··· EXCERPTED DATA

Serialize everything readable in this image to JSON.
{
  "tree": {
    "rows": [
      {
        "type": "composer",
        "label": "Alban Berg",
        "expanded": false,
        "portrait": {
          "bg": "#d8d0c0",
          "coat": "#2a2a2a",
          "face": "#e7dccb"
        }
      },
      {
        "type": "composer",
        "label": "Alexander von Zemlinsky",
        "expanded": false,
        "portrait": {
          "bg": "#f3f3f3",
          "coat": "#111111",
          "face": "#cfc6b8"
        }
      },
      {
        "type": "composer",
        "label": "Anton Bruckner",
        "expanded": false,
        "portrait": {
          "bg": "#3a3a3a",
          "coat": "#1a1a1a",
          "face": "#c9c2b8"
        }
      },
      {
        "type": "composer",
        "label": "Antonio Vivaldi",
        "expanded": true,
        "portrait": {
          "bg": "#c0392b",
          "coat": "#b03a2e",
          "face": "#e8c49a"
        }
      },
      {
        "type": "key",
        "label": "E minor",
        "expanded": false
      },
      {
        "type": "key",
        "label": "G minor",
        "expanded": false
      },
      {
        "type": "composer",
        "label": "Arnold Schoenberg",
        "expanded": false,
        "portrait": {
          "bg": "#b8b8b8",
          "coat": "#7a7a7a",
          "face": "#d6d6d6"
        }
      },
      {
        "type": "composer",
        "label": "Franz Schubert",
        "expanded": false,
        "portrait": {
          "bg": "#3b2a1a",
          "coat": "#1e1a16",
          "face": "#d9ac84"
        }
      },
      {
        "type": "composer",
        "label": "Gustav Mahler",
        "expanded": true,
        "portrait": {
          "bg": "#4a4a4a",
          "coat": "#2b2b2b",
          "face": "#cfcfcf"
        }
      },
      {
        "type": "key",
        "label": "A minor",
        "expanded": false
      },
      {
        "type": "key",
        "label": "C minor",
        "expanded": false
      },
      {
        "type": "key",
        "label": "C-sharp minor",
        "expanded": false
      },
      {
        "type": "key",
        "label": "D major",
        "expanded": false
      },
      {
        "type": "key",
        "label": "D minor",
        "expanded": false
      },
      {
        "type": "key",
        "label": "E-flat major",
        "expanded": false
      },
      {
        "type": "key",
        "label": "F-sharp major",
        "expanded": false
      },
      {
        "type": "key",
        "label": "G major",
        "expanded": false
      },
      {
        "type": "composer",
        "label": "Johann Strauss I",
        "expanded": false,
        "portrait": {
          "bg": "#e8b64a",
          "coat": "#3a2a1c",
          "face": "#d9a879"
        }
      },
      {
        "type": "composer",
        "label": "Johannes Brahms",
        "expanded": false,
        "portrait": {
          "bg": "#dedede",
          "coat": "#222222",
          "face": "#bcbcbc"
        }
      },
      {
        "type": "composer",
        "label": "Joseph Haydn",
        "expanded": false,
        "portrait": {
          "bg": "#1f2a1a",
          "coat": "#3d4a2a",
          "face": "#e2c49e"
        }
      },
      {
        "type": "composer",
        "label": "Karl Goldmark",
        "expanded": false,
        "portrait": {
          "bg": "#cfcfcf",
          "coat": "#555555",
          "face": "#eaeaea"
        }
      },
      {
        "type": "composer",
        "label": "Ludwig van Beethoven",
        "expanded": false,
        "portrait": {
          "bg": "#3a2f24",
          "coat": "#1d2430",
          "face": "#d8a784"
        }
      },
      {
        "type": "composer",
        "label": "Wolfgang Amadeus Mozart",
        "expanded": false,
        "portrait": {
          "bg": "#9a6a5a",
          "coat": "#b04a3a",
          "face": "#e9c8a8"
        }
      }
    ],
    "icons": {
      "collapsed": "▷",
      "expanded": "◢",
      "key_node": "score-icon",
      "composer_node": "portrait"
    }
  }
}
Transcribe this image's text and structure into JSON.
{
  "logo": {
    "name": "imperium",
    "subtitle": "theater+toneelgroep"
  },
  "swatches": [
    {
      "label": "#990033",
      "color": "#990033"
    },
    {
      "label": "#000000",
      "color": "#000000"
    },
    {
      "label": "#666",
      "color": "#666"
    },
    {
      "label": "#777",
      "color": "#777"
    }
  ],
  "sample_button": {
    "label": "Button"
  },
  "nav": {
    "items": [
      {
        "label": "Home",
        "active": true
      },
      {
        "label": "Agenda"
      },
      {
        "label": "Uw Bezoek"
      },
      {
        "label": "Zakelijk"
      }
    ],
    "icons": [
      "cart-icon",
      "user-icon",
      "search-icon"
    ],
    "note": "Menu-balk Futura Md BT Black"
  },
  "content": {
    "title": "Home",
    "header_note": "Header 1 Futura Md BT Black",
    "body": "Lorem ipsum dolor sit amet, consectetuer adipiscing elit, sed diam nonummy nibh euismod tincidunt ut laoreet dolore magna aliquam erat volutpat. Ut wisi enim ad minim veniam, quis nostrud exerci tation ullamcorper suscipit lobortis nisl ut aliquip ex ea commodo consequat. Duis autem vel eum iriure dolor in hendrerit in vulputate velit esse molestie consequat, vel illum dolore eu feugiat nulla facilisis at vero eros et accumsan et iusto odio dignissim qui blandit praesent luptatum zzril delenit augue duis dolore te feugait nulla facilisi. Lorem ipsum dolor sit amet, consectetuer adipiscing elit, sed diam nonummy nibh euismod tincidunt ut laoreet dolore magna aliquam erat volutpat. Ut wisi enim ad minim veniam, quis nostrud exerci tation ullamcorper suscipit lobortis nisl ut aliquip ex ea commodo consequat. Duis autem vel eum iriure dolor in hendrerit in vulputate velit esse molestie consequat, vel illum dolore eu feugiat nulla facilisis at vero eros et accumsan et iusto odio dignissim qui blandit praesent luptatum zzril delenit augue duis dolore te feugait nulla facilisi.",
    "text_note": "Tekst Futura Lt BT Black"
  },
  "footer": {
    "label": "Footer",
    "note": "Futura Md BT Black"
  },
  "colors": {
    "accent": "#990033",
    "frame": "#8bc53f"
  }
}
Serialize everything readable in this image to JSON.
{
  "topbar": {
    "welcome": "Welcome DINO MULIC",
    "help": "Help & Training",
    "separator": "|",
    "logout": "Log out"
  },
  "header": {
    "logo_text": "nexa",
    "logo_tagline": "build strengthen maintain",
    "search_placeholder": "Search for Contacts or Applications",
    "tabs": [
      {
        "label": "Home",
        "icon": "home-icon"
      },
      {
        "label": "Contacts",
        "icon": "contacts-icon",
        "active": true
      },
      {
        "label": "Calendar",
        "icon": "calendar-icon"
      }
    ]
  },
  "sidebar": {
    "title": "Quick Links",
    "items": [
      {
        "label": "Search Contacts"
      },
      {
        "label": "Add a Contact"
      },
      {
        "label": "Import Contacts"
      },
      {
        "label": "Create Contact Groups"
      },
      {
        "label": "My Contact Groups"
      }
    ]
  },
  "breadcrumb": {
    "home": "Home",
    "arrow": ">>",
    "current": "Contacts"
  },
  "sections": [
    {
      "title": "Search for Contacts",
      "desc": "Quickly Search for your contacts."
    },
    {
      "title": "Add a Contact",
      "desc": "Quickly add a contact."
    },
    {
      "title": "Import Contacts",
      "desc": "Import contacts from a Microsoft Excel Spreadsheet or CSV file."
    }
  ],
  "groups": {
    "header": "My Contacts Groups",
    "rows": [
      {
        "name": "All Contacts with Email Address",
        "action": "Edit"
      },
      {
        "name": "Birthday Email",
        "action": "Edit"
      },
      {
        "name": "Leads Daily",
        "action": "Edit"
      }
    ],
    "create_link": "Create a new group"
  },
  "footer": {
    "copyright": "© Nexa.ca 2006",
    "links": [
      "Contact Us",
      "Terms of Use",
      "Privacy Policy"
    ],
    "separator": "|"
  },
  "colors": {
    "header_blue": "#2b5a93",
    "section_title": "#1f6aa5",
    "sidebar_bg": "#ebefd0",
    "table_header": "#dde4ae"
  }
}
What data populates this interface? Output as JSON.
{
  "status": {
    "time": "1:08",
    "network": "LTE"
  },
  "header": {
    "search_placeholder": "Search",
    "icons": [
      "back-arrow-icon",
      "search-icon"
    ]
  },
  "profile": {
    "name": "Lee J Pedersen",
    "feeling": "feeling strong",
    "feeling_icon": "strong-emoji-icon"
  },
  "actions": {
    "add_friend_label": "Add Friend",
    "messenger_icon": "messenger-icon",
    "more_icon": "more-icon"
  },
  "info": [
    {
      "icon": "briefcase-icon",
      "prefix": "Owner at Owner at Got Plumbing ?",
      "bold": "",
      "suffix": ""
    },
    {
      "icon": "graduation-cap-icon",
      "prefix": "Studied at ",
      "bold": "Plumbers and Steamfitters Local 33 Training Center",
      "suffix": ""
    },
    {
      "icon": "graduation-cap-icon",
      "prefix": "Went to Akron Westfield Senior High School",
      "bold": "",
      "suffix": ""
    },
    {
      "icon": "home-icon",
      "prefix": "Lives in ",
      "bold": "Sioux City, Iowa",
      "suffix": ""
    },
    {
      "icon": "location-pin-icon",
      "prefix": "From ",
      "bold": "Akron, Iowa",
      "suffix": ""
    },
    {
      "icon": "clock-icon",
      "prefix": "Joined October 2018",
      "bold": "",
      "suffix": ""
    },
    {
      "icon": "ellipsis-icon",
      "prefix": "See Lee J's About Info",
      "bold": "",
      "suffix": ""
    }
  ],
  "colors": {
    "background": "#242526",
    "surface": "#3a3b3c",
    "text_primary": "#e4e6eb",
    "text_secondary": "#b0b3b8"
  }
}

······

REQUEST: Select and copy every line of the material that holds the string "Akron".

SOLUTION TO THE EXERCISE:
      "prefix": "Went to Akron Westfield Senior High School",
      "bold": "Akron, Iowa",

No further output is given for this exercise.